# STATED TASK
Transcribe the entries below exactly; leave every image out.

══ AVAILABLE RECORDS ══

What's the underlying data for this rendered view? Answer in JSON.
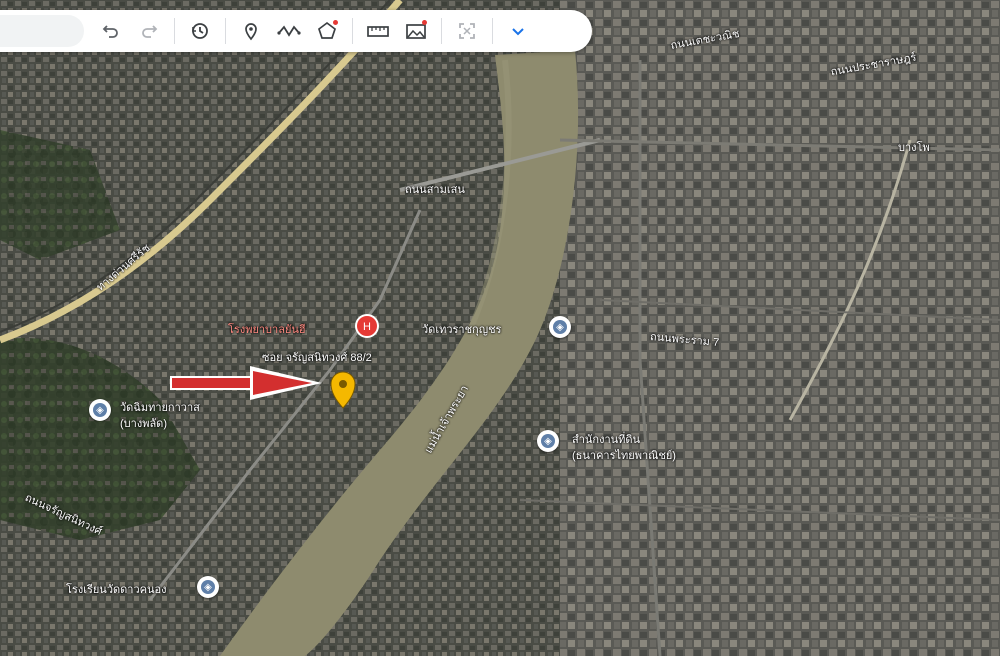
{
  "map": {
    "type": "satellite",
    "colors": {
      "river": "#8e8b6e",
      "highway": "#d8c98f",
      "arrow": "#d32f2f",
      "marker": "#f5b800",
      "hospital": "#e53935",
      "poi": "#5f7fa8"
    },
    "labels": {
      "hospital": "โรงพยาบาลยันฮี",
      "soi": "ซอย จรัญสนิทวงศ์ 88/2",
      "wat_right": "วัดเทวราชกุญชร",
      "wat_left_1": "วัดฉิมทายกาวาส",
      "wat_left_2": "(บางพลัด)",
      "land_dept_1": "สำนักงานที่ดิน",
      "land_dept_2": "(ธนาคารไทยพาณิชย์)",
      "bang_po": "บางโพ",
      "bottom_left": "โรงเรียนวัดดาวคนอง",
      "road_top": "ถนนสามเสน",
      "road_right": "ถนนประชาราษฎร์",
      "road_mid": "ถนนพระราม 7",
      "highway": "ทางด่วนศรีรัช",
      "road_left": "ถนนจรัญสนิทวงศ์",
      "river_name": "แม่น้ำเจ้าพระยา",
      "road_top_right": "ถนนเตชะวณิช"
    }
  },
  "toolbar": {
    "icons": [
      "undo-icon",
      "redo-icon",
      "history-icon",
      "pin-icon",
      "path-icon",
      "polygon-icon",
      "ruler-icon",
      "image-icon",
      "fullscreen-icon",
      "chevron-down-icon"
    ]
  }
}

═══

# COMPLETED EXERCISE
What's the underlying data for this rendered view? Answer in JSON.
{
  "map": {
    "type": "satellite",
    "colors": {
      "river": "#8e8b6e",
      "highway": "#d8c98f",
      "arrow": "#d32f2f",
      "marker": "#f5b800",
      "hospital": "#e53935",
      "poi": "#5f7fa8"
    },
    "labels": {
      "hospital": "โรงพยาบาลยันฮี",
      "soi": "ซอย จรัญสนิทวงศ์ 88/2",
      "wat_right": "วัดเทวราชกุญชร",
      "wat_left_1": "วัดฉิมทายกาวาส",
      "wat_left_2": "(บางพลัด)",
      "land_dept_1": "สำนักงานที่ดิน",
      "land_dept_2": "(ธนาคารไทยพาณิชย์)",
      "bang_po": "บางโพ",
      "bottom_left": "โรงเรียนวัดดาวคนอง",
      "road_top": "ถนนสามเสน",
      "road_right": "ถนนประชาราษฎร์",
      "road_mid": "ถนนพระราม 7",
      "highway": "ทางด่วนศรีรัช",
      "road_left": "ถนนจรัญสนิทวงศ์",
      "river_name": "แม่น้ำเจ้าพระยา",
      "road_top_right": "ถนนเตชะวณิช"
    }
  },
  "toolbar": {
    "icons": [
      "undo-icon",
      "redo-icon",
      "history-icon",
      "pin-icon",
      "path-icon",
      "polygon-icon",
      "ruler-icon",
      "image-icon",
      "fullscreen-icon",
      "chevron-down-icon"
    ]
  }
}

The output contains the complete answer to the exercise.